■ What this task involves
Separate out the lines that hold "Fiyat".

** start Records supplied **

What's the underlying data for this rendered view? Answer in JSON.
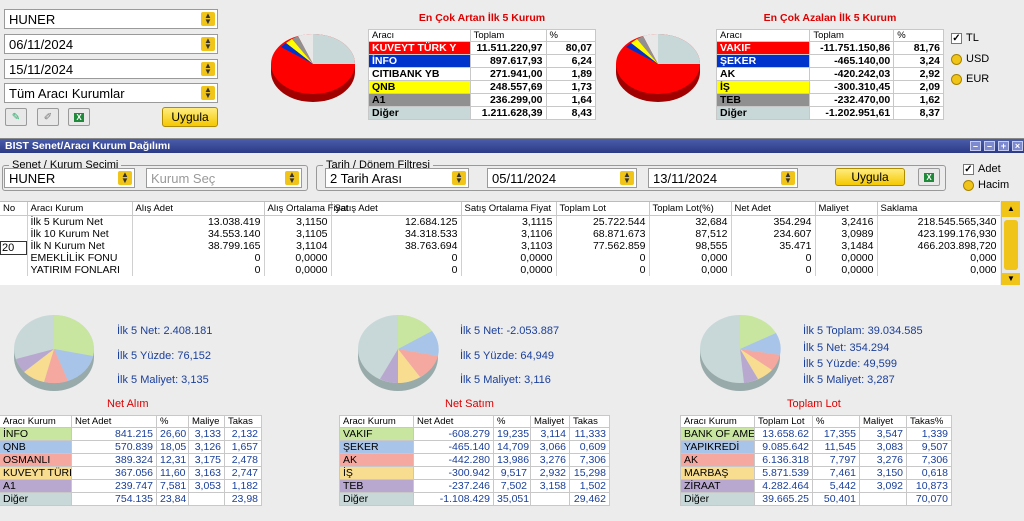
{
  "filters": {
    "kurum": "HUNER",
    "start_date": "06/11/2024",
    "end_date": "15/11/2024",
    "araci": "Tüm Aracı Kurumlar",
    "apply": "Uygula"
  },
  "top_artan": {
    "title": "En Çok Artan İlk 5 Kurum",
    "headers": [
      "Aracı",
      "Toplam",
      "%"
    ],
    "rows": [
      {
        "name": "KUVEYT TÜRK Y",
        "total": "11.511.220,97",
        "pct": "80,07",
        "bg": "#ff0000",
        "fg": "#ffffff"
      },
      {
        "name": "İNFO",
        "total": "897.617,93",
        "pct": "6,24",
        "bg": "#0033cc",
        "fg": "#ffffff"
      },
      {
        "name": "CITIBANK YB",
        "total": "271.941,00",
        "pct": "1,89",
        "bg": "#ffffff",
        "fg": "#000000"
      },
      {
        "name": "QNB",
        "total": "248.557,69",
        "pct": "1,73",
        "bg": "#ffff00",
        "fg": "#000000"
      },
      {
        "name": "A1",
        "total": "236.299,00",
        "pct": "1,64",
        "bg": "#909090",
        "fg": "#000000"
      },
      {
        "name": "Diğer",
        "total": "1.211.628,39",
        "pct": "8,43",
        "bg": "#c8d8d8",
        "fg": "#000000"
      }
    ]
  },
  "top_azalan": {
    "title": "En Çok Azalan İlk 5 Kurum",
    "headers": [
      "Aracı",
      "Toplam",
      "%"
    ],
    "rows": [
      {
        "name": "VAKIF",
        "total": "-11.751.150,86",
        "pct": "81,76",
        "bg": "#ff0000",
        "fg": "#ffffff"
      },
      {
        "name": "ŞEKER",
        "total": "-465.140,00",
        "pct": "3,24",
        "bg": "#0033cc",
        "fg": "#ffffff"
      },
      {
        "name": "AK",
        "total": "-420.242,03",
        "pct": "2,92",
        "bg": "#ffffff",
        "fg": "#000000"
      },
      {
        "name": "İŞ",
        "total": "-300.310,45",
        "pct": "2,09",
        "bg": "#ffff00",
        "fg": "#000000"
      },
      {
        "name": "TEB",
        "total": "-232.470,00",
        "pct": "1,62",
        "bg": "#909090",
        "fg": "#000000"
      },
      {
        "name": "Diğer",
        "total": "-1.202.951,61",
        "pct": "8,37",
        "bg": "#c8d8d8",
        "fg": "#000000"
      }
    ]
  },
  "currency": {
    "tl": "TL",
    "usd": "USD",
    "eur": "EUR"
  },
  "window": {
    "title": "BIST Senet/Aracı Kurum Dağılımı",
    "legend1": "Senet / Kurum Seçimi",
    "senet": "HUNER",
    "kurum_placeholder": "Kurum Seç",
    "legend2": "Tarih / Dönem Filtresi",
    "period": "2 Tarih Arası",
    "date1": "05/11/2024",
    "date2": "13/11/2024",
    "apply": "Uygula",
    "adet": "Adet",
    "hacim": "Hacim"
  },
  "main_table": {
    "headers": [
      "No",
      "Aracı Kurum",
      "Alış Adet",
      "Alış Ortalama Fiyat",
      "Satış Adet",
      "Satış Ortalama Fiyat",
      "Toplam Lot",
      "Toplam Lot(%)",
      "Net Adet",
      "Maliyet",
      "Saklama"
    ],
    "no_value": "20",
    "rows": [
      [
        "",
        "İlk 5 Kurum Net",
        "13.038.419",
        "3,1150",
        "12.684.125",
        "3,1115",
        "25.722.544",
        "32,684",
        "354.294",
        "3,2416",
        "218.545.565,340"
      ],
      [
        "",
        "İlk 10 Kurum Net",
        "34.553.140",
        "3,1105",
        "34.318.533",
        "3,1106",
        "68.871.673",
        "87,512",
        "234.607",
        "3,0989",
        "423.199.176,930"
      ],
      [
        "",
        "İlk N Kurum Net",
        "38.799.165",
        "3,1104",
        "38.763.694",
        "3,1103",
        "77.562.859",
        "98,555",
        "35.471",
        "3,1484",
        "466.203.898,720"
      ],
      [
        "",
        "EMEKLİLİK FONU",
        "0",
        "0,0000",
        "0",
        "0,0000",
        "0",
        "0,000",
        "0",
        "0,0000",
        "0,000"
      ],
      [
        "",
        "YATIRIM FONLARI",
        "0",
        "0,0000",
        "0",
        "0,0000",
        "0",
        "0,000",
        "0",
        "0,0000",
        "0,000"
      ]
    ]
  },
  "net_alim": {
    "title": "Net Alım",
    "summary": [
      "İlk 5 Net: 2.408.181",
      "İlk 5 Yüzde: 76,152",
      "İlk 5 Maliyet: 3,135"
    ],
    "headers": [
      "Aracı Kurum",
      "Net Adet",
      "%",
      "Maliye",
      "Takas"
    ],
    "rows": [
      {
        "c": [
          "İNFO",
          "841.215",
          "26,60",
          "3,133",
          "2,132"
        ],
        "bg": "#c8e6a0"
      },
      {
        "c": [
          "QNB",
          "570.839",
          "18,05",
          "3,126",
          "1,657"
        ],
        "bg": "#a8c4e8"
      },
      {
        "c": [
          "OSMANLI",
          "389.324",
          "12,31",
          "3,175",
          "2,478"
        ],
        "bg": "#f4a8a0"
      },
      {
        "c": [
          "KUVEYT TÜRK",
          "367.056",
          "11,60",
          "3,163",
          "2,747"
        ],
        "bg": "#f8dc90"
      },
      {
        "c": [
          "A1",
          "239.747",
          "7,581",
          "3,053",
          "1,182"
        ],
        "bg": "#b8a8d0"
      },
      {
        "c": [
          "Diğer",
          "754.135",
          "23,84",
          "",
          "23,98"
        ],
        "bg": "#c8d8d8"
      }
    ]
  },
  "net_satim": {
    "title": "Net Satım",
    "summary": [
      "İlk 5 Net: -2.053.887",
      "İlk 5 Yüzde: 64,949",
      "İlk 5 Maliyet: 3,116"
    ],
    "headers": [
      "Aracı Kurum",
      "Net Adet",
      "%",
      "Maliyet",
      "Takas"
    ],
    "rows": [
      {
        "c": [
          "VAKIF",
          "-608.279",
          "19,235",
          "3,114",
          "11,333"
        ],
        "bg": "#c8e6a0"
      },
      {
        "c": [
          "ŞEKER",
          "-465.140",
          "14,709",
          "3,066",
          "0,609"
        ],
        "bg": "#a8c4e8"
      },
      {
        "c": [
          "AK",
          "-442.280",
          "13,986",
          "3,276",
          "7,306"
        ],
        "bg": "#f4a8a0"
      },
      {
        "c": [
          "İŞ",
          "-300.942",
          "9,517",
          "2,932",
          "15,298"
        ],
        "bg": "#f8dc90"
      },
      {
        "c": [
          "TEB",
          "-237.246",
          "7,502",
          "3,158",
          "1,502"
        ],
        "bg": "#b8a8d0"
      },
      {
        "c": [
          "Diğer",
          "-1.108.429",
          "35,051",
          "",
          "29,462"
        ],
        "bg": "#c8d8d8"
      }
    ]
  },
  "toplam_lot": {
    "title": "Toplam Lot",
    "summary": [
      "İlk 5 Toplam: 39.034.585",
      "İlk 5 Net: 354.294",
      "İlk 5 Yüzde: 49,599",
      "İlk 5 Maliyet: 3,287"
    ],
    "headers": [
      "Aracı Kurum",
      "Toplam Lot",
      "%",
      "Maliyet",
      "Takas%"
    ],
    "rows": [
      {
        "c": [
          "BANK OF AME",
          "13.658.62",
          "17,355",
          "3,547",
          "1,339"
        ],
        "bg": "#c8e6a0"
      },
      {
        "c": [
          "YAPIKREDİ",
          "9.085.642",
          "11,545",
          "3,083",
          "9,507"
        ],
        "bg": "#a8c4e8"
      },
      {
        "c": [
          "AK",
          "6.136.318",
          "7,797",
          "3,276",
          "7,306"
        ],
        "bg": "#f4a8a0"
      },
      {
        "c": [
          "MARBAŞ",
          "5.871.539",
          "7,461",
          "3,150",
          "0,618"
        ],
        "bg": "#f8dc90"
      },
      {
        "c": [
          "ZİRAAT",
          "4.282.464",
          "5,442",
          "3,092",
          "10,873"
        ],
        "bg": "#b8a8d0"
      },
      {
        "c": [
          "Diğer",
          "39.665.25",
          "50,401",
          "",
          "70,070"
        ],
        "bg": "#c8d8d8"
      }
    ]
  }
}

** end Records supplied **

■ Exercise answer
      "Alış Ortalama Fiyat",
      "Satış Ortalama Fiyat",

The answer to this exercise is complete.